Written exercise: Collect each line containing "season".

Information shown:
--- Begin ---

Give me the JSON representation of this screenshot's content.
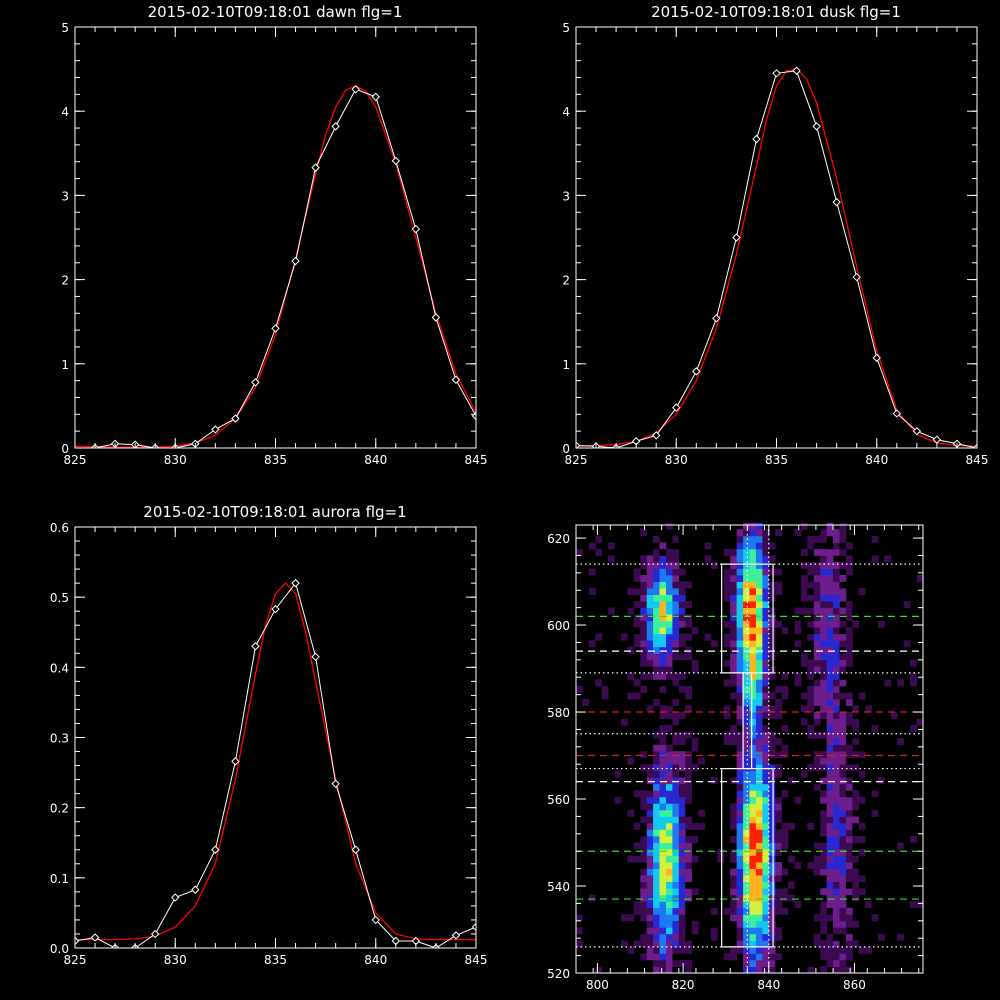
{
  "colors": {
    "background": "#000000",
    "axes": "#ffffff",
    "data": "#ffffff",
    "fit": "#ff0000"
  },
  "chart_data": [
    {
      "id": "dawn",
      "type": "line",
      "title": "2015-02-10T09:18:01 dawn flg=1",
      "xlim": [
        825,
        845
      ],
      "ylim": [
        0,
        5
      ],
      "xticks": [
        825,
        830,
        835,
        840,
        845
      ],
      "yticks": [
        0,
        1,
        2,
        3,
        4,
        5
      ],
      "series": [
        {
          "role": "data",
          "marker": "diamond",
          "x": [
            826,
            827,
            828,
            829,
            830,
            831,
            832,
            833,
            834,
            835,
            836,
            837,
            838,
            839,
            840,
            841,
            842,
            843,
            844,
            845
          ],
          "y": [
            0.0,
            0.05,
            0.04,
            0.0,
            0.0,
            0.05,
            0.22,
            0.35,
            0.78,
            1.42,
            2.22,
            3.33,
            3.82,
            4.26,
            4.17,
            3.41,
            2.6,
            1.55,
            0.81,
            0.38
          ]
        },
        {
          "role": "fit",
          "x": [
            825,
            827,
            829,
            830,
            831,
            832,
            833,
            834,
            835,
            836,
            837,
            837.5,
            838,
            838.5,
            839,
            839.5,
            840,
            841,
            842,
            843,
            844,
            845
          ],
          "y": [
            0.02,
            0.01,
            0.01,
            0.02,
            0.06,
            0.15,
            0.35,
            0.72,
            1.35,
            2.25,
            3.25,
            3.72,
            4.05,
            4.25,
            4.3,
            4.24,
            4.05,
            3.38,
            2.5,
            1.6,
            0.88,
            0.42
          ]
        }
      ]
    },
    {
      "id": "dusk",
      "type": "line",
      "title": "2015-02-10T09:18:01 dusk flg=1",
      "xlim": [
        825,
        845
      ],
      "ylim": [
        0,
        5
      ],
      "xticks": [
        825,
        830,
        835,
        840,
        845
      ],
      "yticks": [
        0,
        1,
        2,
        3,
        4,
        5
      ],
      "series": [
        {
          "role": "data",
          "marker": "diamond",
          "x": [
            825,
            826,
            827,
            828,
            829,
            830,
            831,
            832,
            833,
            834,
            835,
            836,
            837,
            838,
            839,
            840,
            841,
            842,
            843,
            844,
            845
          ],
          "y": [
            0.03,
            0.02,
            0.0,
            0.08,
            0.15,
            0.48,
            0.91,
            1.54,
            2.5,
            3.67,
            4.45,
            4.48,
            3.82,
            2.92,
            2.03,
            1.07,
            0.41,
            0.2,
            0.1,
            0.05,
            0.0
          ]
        },
        {
          "role": "fit",
          "x": [
            825,
            827,
            828,
            829,
            830,
            831,
            832,
            833,
            834,
            834.5,
            835,
            835.5,
            836,
            836.5,
            837,
            838,
            839,
            840,
            841,
            842,
            843,
            844,
            845
          ],
          "y": [
            0.02,
            0.04,
            0.08,
            0.18,
            0.4,
            0.8,
            1.42,
            2.3,
            3.35,
            3.9,
            4.3,
            4.48,
            4.5,
            4.38,
            4.1,
            3.2,
            2.15,
            1.15,
            0.45,
            0.16,
            0.06,
            0.03,
            0.02
          ]
        }
      ]
    },
    {
      "id": "aurora",
      "type": "line",
      "title": "2015-02-10T09:18:01 aurora flg=1",
      "xlim": [
        825,
        845
      ],
      "ylim": [
        0,
        0.6
      ],
      "xticks": [
        825,
        830,
        835,
        840,
        845
      ],
      "yticks": [
        0.0,
        0.1,
        0.2,
        0.3,
        0.4,
        0.5,
        0.6
      ],
      "series": [
        {
          "role": "data",
          "marker": "diamond",
          "x": [
            825,
            826,
            827,
            828,
            829,
            830,
            831,
            832,
            833,
            834,
            835,
            836,
            837,
            838,
            839,
            840,
            841,
            842,
            843,
            844,
            845
          ],
          "y": [
            0.01,
            0.015,
            0.0,
            0.0,
            0.02,
            0.072,
            0.083,
            0.14,
            0.266,
            0.43,
            0.483,
            0.52,
            0.415,
            0.234,
            0.14,
            0.04,
            0.01,
            0.01,
            0.0,
            0.018,
            0.03
          ]
        },
        {
          "role": "fit",
          "x": [
            825,
            827,
            828,
            829,
            830,
            831,
            832,
            833,
            834,
            834.5,
            835,
            835.5,
            836,
            836.5,
            837,
            838,
            839,
            840,
            841,
            842,
            843,
            845
          ],
          "y": [
            0.012,
            0.012,
            0.013,
            0.017,
            0.03,
            0.06,
            0.12,
            0.24,
            0.39,
            0.46,
            0.505,
            0.52,
            0.505,
            0.45,
            0.38,
            0.24,
            0.12,
            0.05,
            0.02,
            0.013,
            0.012,
            0.012
          ]
        }
      ]
    },
    {
      "id": "image",
      "type": "heatmap",
      "xlim": [
        795,
        876
      ],
      "ylim": [
        520,
        623
      ],
      "xticks": [
        800,
        820,
        840,
        860
      ],
      "yticks": [
        520,
        540,
        560,
        580,
        600,
        620
      ],
      "colormap": [
        "#000000",
        "#3c0a50",
        "#6e1e8c",
        "#2828d2",
        "#1e78f0",
        "#14c8f0",
        "#3cf09b",
        "#d2f03c",
        "#ffb41e",
        "#ff1e00"
      ],
      "blobs": [
        {
          "xc": 815,
          "xw": 3,
          "yc": 603,
          "yw": 6,
          "amp": 0.75
        },
        {
          "xc": 836,
          "xw": 2.6,
          "yc": 604,
          "yw": 9,
          "amp": 0.95
        },
        {
          "xc": 816,
          "xw": 3,
          "yc": 546,
          "yw": 12,
          "amp": 0.75
        },
        {
          "xc": 837,
          "xw": 2.8,
          "yc": 547,
          "yw": 13,
          "amp": 1.0
        },
        {
          "xc": 854,
          "xw": 3,
          "yc": 600,
          "yw": 14,
          "amp": 0.3
        },
        {
          "xc": 856,
          "xw": 3,
          "yc": 548,
          "yw": 16,
          "amp": 0.3
        },
        {
          "xc": 836,
          "xw": 1.5,
          "yc": 585,
          "yw": 5,
          "amp": 0.4
        }
      ],
      "boxes": [
        {
          "x": [
            829,
            841
          ],
          "y": [
            589,
            614
          ]
        },
        {
          "x": [
            829,
            841
          ],
          "y": [
            526,
            567
          ]
        },
        {
          "x": [
            834,
            836
          ],
          "y": [
            567,
            589
          ]
        }
      ],
      "hlines": [
        {
          "y": 614,
          "style": "dotted",
          "color": "#ffffff"
        },
        {
          "y": 602,
          "style": "dashed",
          "color": "#32dc32"
        },
        {
          "y": 594,
          "style": "dashed",
          "color": "#ffffff"
        },
        {
          "y": 589,
          "style": "dotted",
          "color": "#ffffff"
        },
        {
          "y": 580,
          "style": "dashed",
          "color": "#dc1e1e"
        },
        {
          "y": 575,
          "style": "dotted",
          "color": "#ffffff"
        },
        {
          "y": 570,
          "style": "dashed",
          "color": "#dc1e1e"
        },
        {
          "y": 567,
          "style": "dotted",
          "color": "#ffffff"
        },
        {
          "y": 564,
          "style": "dashed",
          "color": "#ffffff"
        },
        {
          "y": 548,
          "style": "dashed",
          "color": "#32dc32"
        },
        {
          "y": 537,
          "style": "dashed",
          "color": "#32dc32"
        },
        {
          "y": 526,
          "style": "dotted",
          "color": "#ffffff"
        }
      ],
      "vlines": [
        {
          "x": 835,
          "style": "dotted",
          "color": "#ffffff"
        },
        {
          "x": 840,
          "style": "dotted",
          "color": "#ffffff"
        }
      ]
    }
  ]
}
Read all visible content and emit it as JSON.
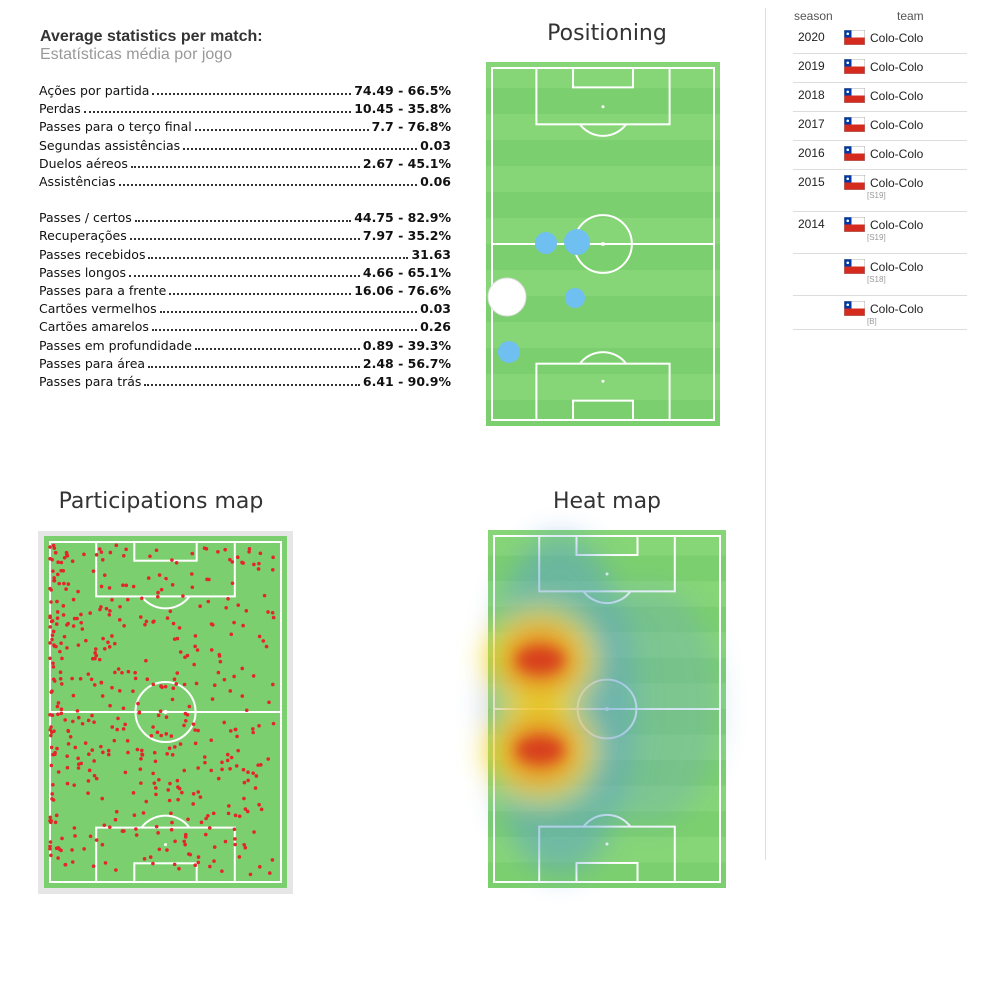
{
  "stats": {
    "title": "Average statistics per match:",
    "subtitle": "Estatísticas média por jogo",
    "groups": [
      [
        {
          "label": "Ações por partida",
          "value": "74.49 - 66.5%"
        },
        {
          "label": "Perdas",
          "value": "10.45 - 35.8%"
        },
        {
          "label": "Passes para o terço final",
          "value": "7.7 - 76.8%"
        },
        {
          "label": "Segundas assistências",
          "value": "0.03"
        },
        {
          "label": "Duelos aéreos",
          "value": "2.67 - 45.1%"
        },
        {
          "label": "Assistências",
          "value": "0.06"
        }
      ],
      [
        {
          "label": "Passes / certos",
          "value": "44.75 - 82.9%"
        },
        {
          "label": "Recuperações",
          "value": "7.97 - 35.2%"
        },
        {
          "label": "Passes recebidos",
          "value": "31.63"
        },
        {
          "label": "Passes longos",
          "value": "4.66 - 65.1%"
        },
        {
          "label": "Passes para a frente",
          "value": "16.06 - 76.6%"
        },
        {
          "label": "Cartões vermelhos",
          "value": "0.03"
        },
        {
          "label": "Cartões amarelos",
          "value": "0.26"
        },
        {
          "label": "Passes em profundidade",
          "value": "0.89 - 39.3%"
        },
        {
          "label": "Passes para área",
          "value": "2.48 - 56.7%"
        },
        {
          "label": "Passes para trás",
          "value": "6.41 - 90.9%"
        }
      ]
    ]
  },
  "maps": {
    "positioning": "Positioning",
    "participations": "Participations map",
    "heat": "Heat map"
  },
  "career": {
    "header": {
      "season": "season",
      "team": "team"
    },
    "rows": [
      {
        "season": "2020",
        "team": "Colo-Colo"
      },
      {
        "season": "2019",
        "team": "Colo-Colo"
      },
      {
        "season": "2018",
        "team": "Colo-Colo"
      },
      {
        "season": "2017",
        "team": "Colo-Colo"
      },
      {
        "season": "2016",
        "team": "Colo-Colo"
      },
      {
        "season": "2015",
        "team": "Colo-Colo",
        "tag": "[S19]"
      },
      {
        "season": "2014",
        "team": "Colo-Colo",
        "tag": "[S19]"
      },
      {
        "team": "Colo-Colo",
        "tag": "[S18]"
      },
      {
        "team": "Colo-Colo",
        "tag": "[B]"
      }
    ]
  }
}
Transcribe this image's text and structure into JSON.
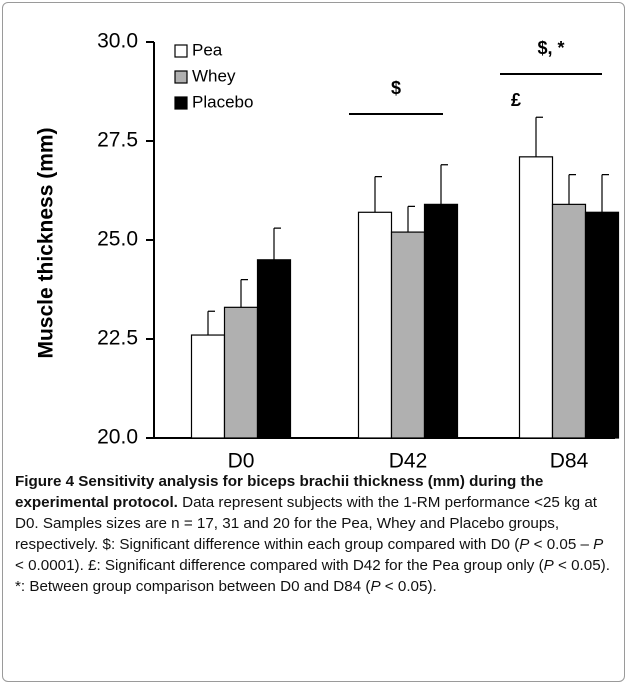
{
  "chart_data": {
    "type": "bar",
    "y_label": "Muscle thickness (mm)",
    "categories": [
      "D0",
      "D42",
      "D84"
    ],
    "series": [
      {
        "name": "Pea",
        "color": "#ffffff",
        "values": [
          22.6,
          25.7,
          27.1
        ],
        "errors": [
          0.6,
          0.9,
          1.0
        ]
      },
      {
        "name": "Whey",
        "color": "#b0b0b0",
        "values": [
          23.3,
          25.2,
          25.9
        ],
        "errors": [
          0.7,
          0.65,
          0.75
        ]
      },
      {
        "name": "Placebo",
        "color": "#000000",
        "values": [
          24.5,
          25.9,
          25.7
        ],
        "errors": [
          0.8,
          1.0,
          0.95
        ]
      }
    ],
    "ylim": [
      20,
      30
    ],
    "yticks": [
      {
        "value": 20,
        "label": "20.0"
      },
      22.5,
      {
        "value": 25,
        "label": "25.0"
      },
      27.5,
      {
        "value": 30,
        "label": "30.0"
      }
    ],
    "annotations": [
      "$",
      "$, *",
      "£"
    ]
  },
  "caption": {
    "title": "Figure 4 Sensitivity analysis for biceps brachii thickness (mm) during the experimental protocol.",
    "body": [
      " Data represent subjects with the 1-RM performance <25 kg at D0. Samples sizes are n = 17, 31 and 20 for the Pea, Whey and Placebo groups, respectively. $: Significant difference within each group compared with D0 (",
      "P",
      " < 0.05 – ",
      "P",
      " < 0.0001). £: Significant difference compared with D42 for the Pea group only (",
      "P",
      " < 0.05). *: Between group comparison between D0 and D84 (",
      "P",
      " < 0.05)."
    ]
  }
}
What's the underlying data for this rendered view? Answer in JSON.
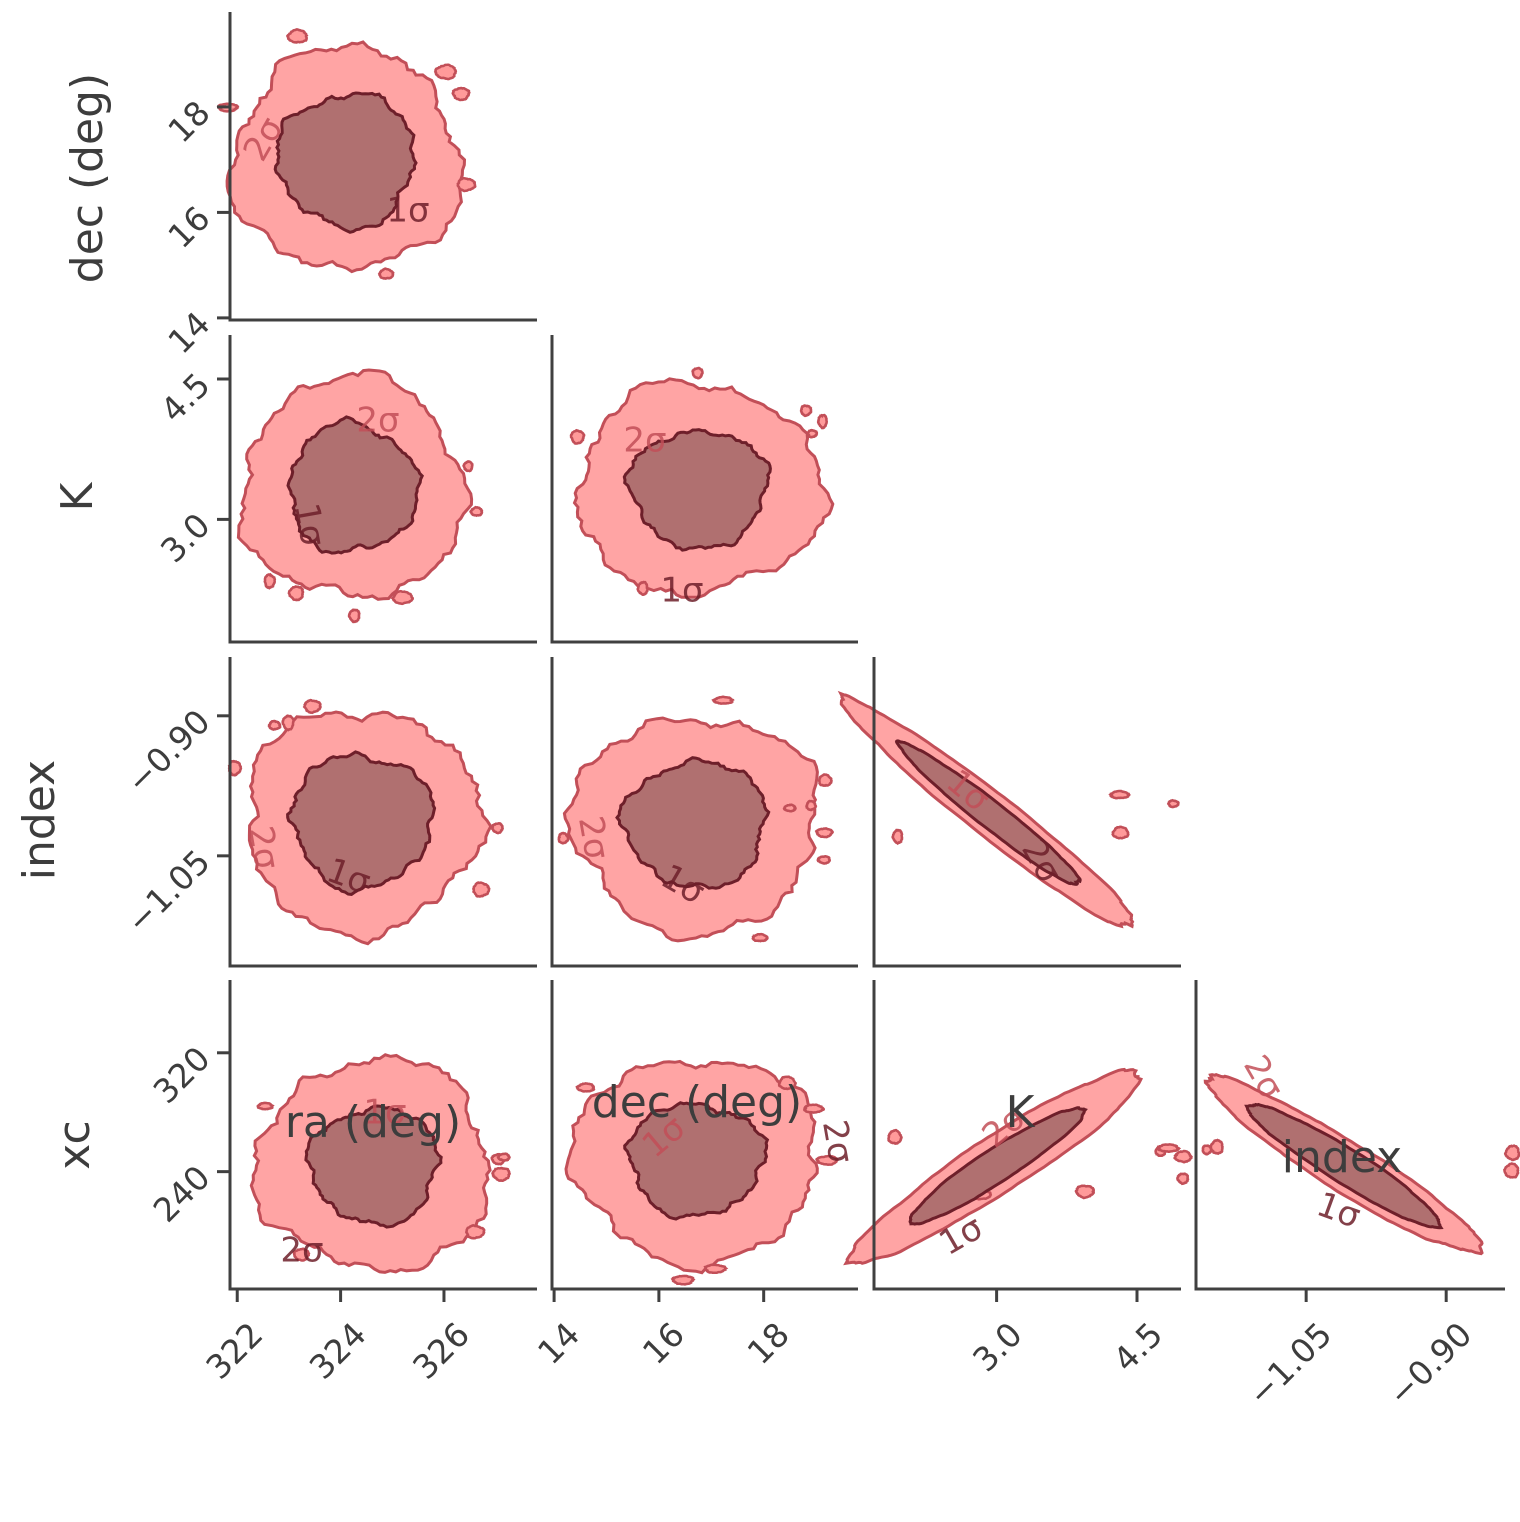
{
  "chart_data": {
    "type": "corner",
    "parameters": [
      {
        "label": "ra (deg)",
        "lim": [
          321.86,
          327.8
        ],
        "ticks": [
          322,
          324,
          326
        ]
      },
      {
        "label": "dec (deg)",
        "lim": [
          13.96,
          19.8
        ],
        "ticks": [
          14,
          16,
          18
        ]
      },
      {
        "label": "K",
        "lim": [
          1.69,
          4.97
        ],
        "ticks": [
          {
            "value": 3,
            "label": "3.0"
          },
          {
            "value": 4.5,
            "label": "4.5"
          }
        ]
      },
      {
        "label": "index",
        "lim": [
          -1.168,
          -0.837
        ],
        "ticks": [
          {
            "value": -1.05,
            "label": "−1.05"
          },
          {
            "value": -0.9,
            "label": "−0.90"
          }
        ]
      },
      {
        "label": "xc",
        "lim": [
          161,
          369
        ],
        "ticks": [
          240,
          320
        ]
      }
    ],
    "contour_labels": [
      [
        "2σ",
        "1σ"
      ],
      [
        "2σ",
        "1σ"
      ],
      [
        "2σ",
        "1σ"
      ],
      [
        "2σ",
        "1σ"
      ],
      [
        "2σ",
        "1σ"
      ],
      [
        "1σ",
        "2σ"
      ],
      [
        "1σ",
        "2σ"
      ],
      [
        "1σ",
        "2σ"
      ],
      [
        "2σ",
        "1σ"
      ],
      [
        "2σ",
        "1σ"
      ]
    ],
    "colors": {
      "outer": "#ff9a9a",
      "outer_edge": "#c24f58",
      "inner": "#b07070",
      "inner_edge": "#6e1f2a",
      "axis": "#404040"
    }
  }
}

--- End ---

Solved exercise:
      "season": "season",
        "season": "2020",
        "season": "2019",
        "season": "2018",
        "season": "2017",
        "season": "2016",
        "season": "2015",
        "season": "2014",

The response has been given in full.